**Problem to solve:** The records underneath are to be repeated exactly, with the pictures left out.

^^^^^^^^

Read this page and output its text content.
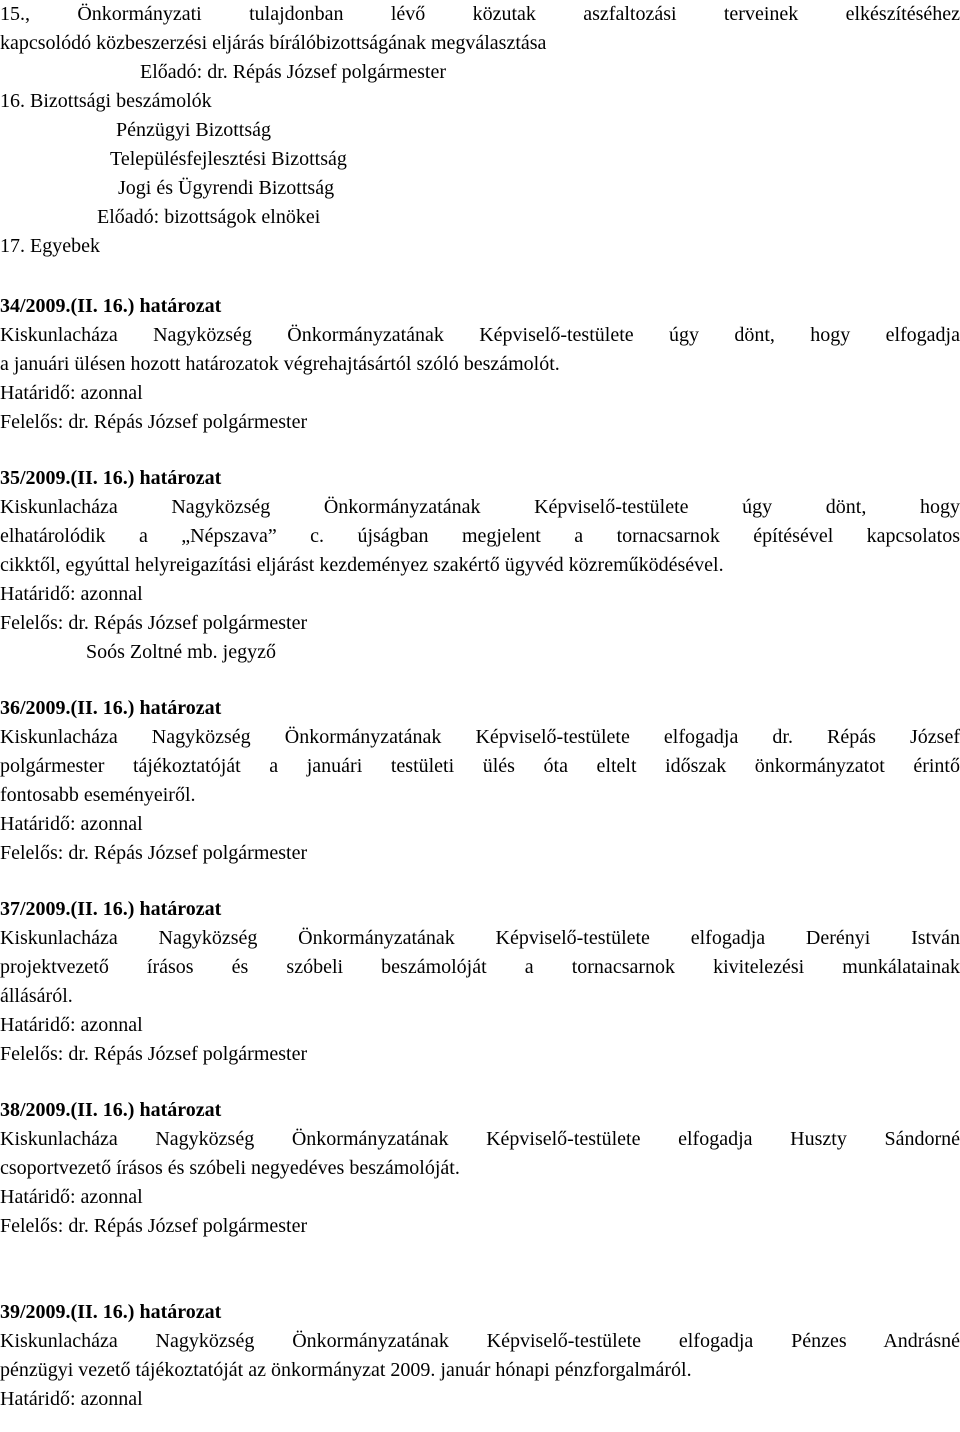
15., Önkormányzati tulajdonban lévő közutak aszfaltozási terveinek elkészítéséhez
kapcsolódó közbeszerzési eljárás bírálóbizottságának megválasztása
Előadó: dr. Répás József polgármester
16. Bizottsági beszámolók
Pénzügyi Bizottság
Településfejlesztési Bizottság
Jogi és Ügyrendi Bizottság
Előadó: bizottságok elnökei
17. Egyebek
34/2009.(II. 16.) határozat
Kiskunlacháza Nagyközség Önkormányzatának Képviselő-testülete úgy dönt, hogy elfogadja
a januári ülésen hozott határozatok végrehajtásártól szóló beszámolót.
Határidő: azonnal
Felelős: dr. Répás József polgármester
35/2009.(II. 16.) határozat
Kiskunlacháza Nagyközség Önkormányzatának Képviselő-testülete úgy dönt, hogy
elhatárolódik a „Népszava” c. újságban megjelent a tornacsarnok építésével kapcsolatos
cikktől, egyúttal helyreigazítási eljárást kezdeményez szakértő ügyvéd közreműködésével.
Határidő: azonnal
Felelős: dr. Répás József polgármester
Soós Zoltné mb. jegyző
36/2009.(II. 16.) határozat
Kiskunlacháza Nagyközség Önkormányzatának Képviselő-testülete elfogadja dr. Répás József
polgármester tájékoztatóját a januári testületi ülés óta eltelt időszak önkormányzatot érintő
fontosabb eseményeiről.
Határidő: azonnal
Felelős: dr. Répás József polgármester
37/2009.(II. 16.) határozat
Kiskunlacháza Nagyközség Önkormányzatának Képviselő-testülete elfogadja Derényi István
projektvezető írásos és szóbeli beszámolóját a tornacsarnok kivitelezési munkálatainak
állásáról.
Határidő: azonnal
Felelős: dr. Répás József polgármester
38/2009.(II. 16.) határozat
Kiskunlacháza Nagyközség Önkormányzatának Képviselő-testülete elfogadja Huszty Sándorné
csoportvezető írásos és szóbeli negyedéves beszámolóját.
Határidő: azonnal
Felelős: dr. Répás József polgármester
39/2009.(II. 16.) határozat
Kiskunlacháza Nagyközség Önkormányzatának Képviselő-testülete elfogadja Pénzes Andrásné
pénzügyi vezető tájékoztatóját az önkormányzat 2009. január hónapi pénzforgalmáról.
Határidő: azonnal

^^^^^^^^

**Written reply:**
Read this page and output its text content.
15., Önkormányzati tulajdonban lévő közutak aszfaltozási terveinek elkészítéséhez
kapcsolódó közbeszerzési eljárás bírálóbizottságának megválasztása
Előadó: dr. Répás József polgármester
16. Bizottsági beszámolók
Pénzügyi Bizottság
Településfejlesztési Bizottság
Jogi és Ügyrendi Bizottság
Előadó: bizottságok elnökei
17. Egyebek
34/2009.(II. 16.) határozat
Kiskunlacháza Nagyközség Önkormányzatának Képviselő-testülete úgy dönt, hogy elfogadja
a januári ülésen hozott határozatok végrehajtásártól szóló beszámolót.
Határidő: azonnal
Felelős: dr. Répás József polgármester
35/2009.(II. 16.) határozat
Kiskunlacháza Nagyközség Önkormányzatának Képviselő-testülete úgy dönt, hogy
elhatárolódik a „Népszava” c. újságban megjelent a tornacsarnok építésével kapcsolatos
cikktől, egyúttal helyreigazítási eljárást kezdeményez szakértő ügyvéd közreműködésével.
Határidő: azonnal
Felelős: dr. Répás József polgármester
Soós Zoltné mb. jegyző
36/2009.(II. 16.) határozat
Kiskunlacháza Nagyközség Önkormányzatának Képviselő-testülete elfogadja dr. Répás József
polgármester tájékoztatóját a januári testületi ülés óta eltelt időszak önkormányzatot érintő
fontosabb eseményeiről.
Határidő: azonnal
Felelős: dr. Répás József polgármester
37/2009.(II. 16.) határozat
Kiskunlacháza Nagyközség Önkormányzatának Képviselő-testülete elfogadja Derényi István
projektvezető írásos és szóbeli beszámolóját a tornacsarnok kivitelezési munkálatainak
állásáról.
Határidő: azonnal
Felelős: dr. Répás József polgármester
38/2009.(II. 16.) határozat
Kiskunlacháza Nagyközség Önkormányzatának Képviselő-testülete elfogadja Huszty Sándorné
csoportvezető írásos és szóbeli negyedéves beszámolóját.
Határidő: azonnal
Felelős: dr. Répás József polgármester
39/2009.(II. 16.) határozat
Kiskunlacháza Nagyközség Önkormányzatának Képviselő-testülete elfogadja Pénzes Andrásné
pénzügyi vezető tájékoztatóját az önkormányzat 2009. január hónapi pénzforgalmáról.
Határidő: azonnal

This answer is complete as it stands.